- _INSTRUCCIONES_
Reproduce literalmente el pasaje de la reseña sobre Tiburón que comienza con las palabras "Es de reconocer" y termina después de "y muy sabiamente.".

Para mí, que tuve la enorme suerte de verla en estreno en el barcelonés Palacio Balañá cuando acababa de ser remodelado y disponía de una enorme sala con unas butacas de ensueño, la película que puso en la historia a Steven Spielberg, Jaws (1975) traducido su título en España como Tiburón, es una pieza que forma parte de mi historia cinéfila particular y sí: es mítica.
La película se basa en una novela de Peter Benchley que fue un superventas en los Estados Unidos y animó a Zanuck en el empeño y luego se vendió muy bien en el resto del mundo a remolque del estreno de la película que, además de iniciar la nueva modalidad de presentaciones en verano, explotó con gran fuerza todos los conceptos que la mercadotecnia supo asociar a lo que, por sí mismo, fue un rotundo éxito que nadie suponía: el esfuerzo de promoción intentaba como sigue haciendo, pasado tanto tiempo, ayudar a la película, porque ni su propio productor esperaba que de un casi novato Spielberg y unos actores usualmente ocupados en personajes de refuerzo, característicos, pudiera surgir una película que acabara siendo histórica, máxime cuando Spielberg se mostró nada proclive a seguir el guión escrito por Benchley, quitando y añadiendo pasajes a su gusto.
Es de reconocer que Steven Spielberg supo aprovechar al máximo el presupuesto con que contaba invirtiéndolo en unos efectos especiales novedosos para la época que administra con cuenta gotas y muy sabiamente.
La trama, cabe suponer que conocida a estas alturas, consiste en la súbita e indeseada aparición en las costas de una isla turística de un escualo que dotado de temibles mandíbulas (jaws) se alimenta de cualquier bañista con el que tropieza y su consecuente persecución a cargo del jefe de la policía local, Martin Brody (Scheider) con el concurso del oceanógrafo Matt Hooper (Dreyfuss) ambos embarcados casi de polizontes forzados con el pescador de tiburones Sam Quint (Shaw) que es el dueño del barco y el experto en la faena.
Spielberg demuestra una sabiduría cinematográfica inusual en un novato y dirige muy bien el rodaje dominando el ritmo que imprime a la trama: disponiendo de un metraje de dos horas, dedica la primera parte a provocar la ansiedad mediante los sucesivos ataques del escualo, presentados con maestría: apoyándose en la excelente sintonía compuesta por John Williams substituye durante los primeros sesenta minutos la figura del amenazante tiburón por las notas musicales que acompañan una zigzagueante cámara en unos encuadres subjetivos que imprimen fuerza y violencia a las escenas sin caer en el recurso fácil, estremeciendo y asustando al espectador, manteniéndolo en vilo, el culo prieto y clavado a la butaca.

- _MATERIAL EXTRAÍDO_
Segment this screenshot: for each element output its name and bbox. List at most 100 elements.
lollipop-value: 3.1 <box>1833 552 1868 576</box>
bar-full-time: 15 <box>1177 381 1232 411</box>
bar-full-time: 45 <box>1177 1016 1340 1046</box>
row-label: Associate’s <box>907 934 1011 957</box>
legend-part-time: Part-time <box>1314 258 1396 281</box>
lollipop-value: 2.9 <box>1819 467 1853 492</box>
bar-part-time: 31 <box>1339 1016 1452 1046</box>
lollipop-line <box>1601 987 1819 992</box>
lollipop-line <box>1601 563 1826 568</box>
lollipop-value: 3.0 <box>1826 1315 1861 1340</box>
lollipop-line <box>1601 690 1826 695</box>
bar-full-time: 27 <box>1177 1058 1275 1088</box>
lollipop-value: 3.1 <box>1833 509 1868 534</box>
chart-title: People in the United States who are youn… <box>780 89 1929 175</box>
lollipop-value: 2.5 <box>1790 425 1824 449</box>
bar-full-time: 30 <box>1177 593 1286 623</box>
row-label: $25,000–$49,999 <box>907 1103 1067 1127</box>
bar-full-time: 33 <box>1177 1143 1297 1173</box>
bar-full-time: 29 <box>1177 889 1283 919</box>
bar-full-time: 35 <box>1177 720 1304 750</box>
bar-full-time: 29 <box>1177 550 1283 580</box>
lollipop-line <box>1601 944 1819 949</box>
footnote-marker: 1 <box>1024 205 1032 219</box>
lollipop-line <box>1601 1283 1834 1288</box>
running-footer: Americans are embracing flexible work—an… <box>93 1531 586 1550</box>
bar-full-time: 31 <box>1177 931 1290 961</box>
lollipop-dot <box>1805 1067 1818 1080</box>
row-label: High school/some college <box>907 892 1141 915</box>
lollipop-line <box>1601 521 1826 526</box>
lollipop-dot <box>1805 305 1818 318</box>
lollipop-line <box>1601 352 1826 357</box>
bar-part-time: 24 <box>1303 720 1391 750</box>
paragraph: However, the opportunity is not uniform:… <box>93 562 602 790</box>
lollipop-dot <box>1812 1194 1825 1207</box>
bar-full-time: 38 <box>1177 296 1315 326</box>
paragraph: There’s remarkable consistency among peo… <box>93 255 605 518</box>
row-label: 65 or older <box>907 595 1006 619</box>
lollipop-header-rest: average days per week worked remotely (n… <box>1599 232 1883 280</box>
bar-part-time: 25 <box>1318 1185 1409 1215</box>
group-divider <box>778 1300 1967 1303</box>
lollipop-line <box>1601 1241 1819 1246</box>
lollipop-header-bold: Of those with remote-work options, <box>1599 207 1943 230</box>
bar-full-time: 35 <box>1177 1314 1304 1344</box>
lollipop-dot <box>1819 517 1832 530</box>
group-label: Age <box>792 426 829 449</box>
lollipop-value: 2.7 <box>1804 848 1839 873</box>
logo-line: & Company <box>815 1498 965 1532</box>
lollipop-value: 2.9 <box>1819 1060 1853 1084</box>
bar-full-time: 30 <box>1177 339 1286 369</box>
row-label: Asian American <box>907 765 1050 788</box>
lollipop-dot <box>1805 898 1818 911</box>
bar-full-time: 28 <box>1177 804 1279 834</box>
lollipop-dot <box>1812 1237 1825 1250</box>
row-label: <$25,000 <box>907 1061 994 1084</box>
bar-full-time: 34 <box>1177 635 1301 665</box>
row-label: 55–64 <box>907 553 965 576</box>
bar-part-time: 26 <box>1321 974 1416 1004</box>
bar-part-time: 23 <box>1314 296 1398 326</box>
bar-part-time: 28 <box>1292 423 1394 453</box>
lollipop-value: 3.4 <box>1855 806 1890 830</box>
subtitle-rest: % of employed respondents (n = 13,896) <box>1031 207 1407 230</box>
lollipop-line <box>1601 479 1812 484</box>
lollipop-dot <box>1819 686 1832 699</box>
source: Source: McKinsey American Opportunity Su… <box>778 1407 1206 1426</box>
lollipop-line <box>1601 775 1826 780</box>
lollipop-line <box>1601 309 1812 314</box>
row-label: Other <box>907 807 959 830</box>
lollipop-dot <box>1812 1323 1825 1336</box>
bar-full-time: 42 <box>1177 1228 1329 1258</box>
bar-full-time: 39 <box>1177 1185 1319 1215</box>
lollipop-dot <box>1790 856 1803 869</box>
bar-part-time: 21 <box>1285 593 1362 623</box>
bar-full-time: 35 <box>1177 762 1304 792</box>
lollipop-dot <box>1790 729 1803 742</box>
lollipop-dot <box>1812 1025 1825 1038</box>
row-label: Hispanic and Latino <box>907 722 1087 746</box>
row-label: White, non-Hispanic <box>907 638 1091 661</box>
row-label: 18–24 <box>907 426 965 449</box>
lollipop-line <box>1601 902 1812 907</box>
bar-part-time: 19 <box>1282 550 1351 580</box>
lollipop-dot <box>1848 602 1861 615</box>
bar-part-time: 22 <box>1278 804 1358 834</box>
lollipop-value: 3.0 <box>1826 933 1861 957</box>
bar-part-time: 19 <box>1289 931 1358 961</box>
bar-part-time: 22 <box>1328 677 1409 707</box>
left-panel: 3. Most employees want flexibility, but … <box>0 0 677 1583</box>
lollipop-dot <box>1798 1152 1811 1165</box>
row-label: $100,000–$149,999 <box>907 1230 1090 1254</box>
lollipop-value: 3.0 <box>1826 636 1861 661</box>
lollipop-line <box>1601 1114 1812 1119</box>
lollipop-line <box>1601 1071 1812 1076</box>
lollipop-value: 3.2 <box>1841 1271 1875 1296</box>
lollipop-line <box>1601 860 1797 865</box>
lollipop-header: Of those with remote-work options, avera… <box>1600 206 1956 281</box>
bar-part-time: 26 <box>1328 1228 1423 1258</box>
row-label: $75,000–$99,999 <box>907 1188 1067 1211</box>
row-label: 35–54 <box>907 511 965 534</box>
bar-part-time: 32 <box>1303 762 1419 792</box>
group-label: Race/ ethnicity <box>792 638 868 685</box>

- _RESULTADO CORRECTO_
Es de reconocer que Steven Spielberg supo aprovechar al máximo el presupuesto con que contaba invirtiéndolo en unos efectos especiales novedosos para la época que administra con cuenta gotas y muy sabiamente.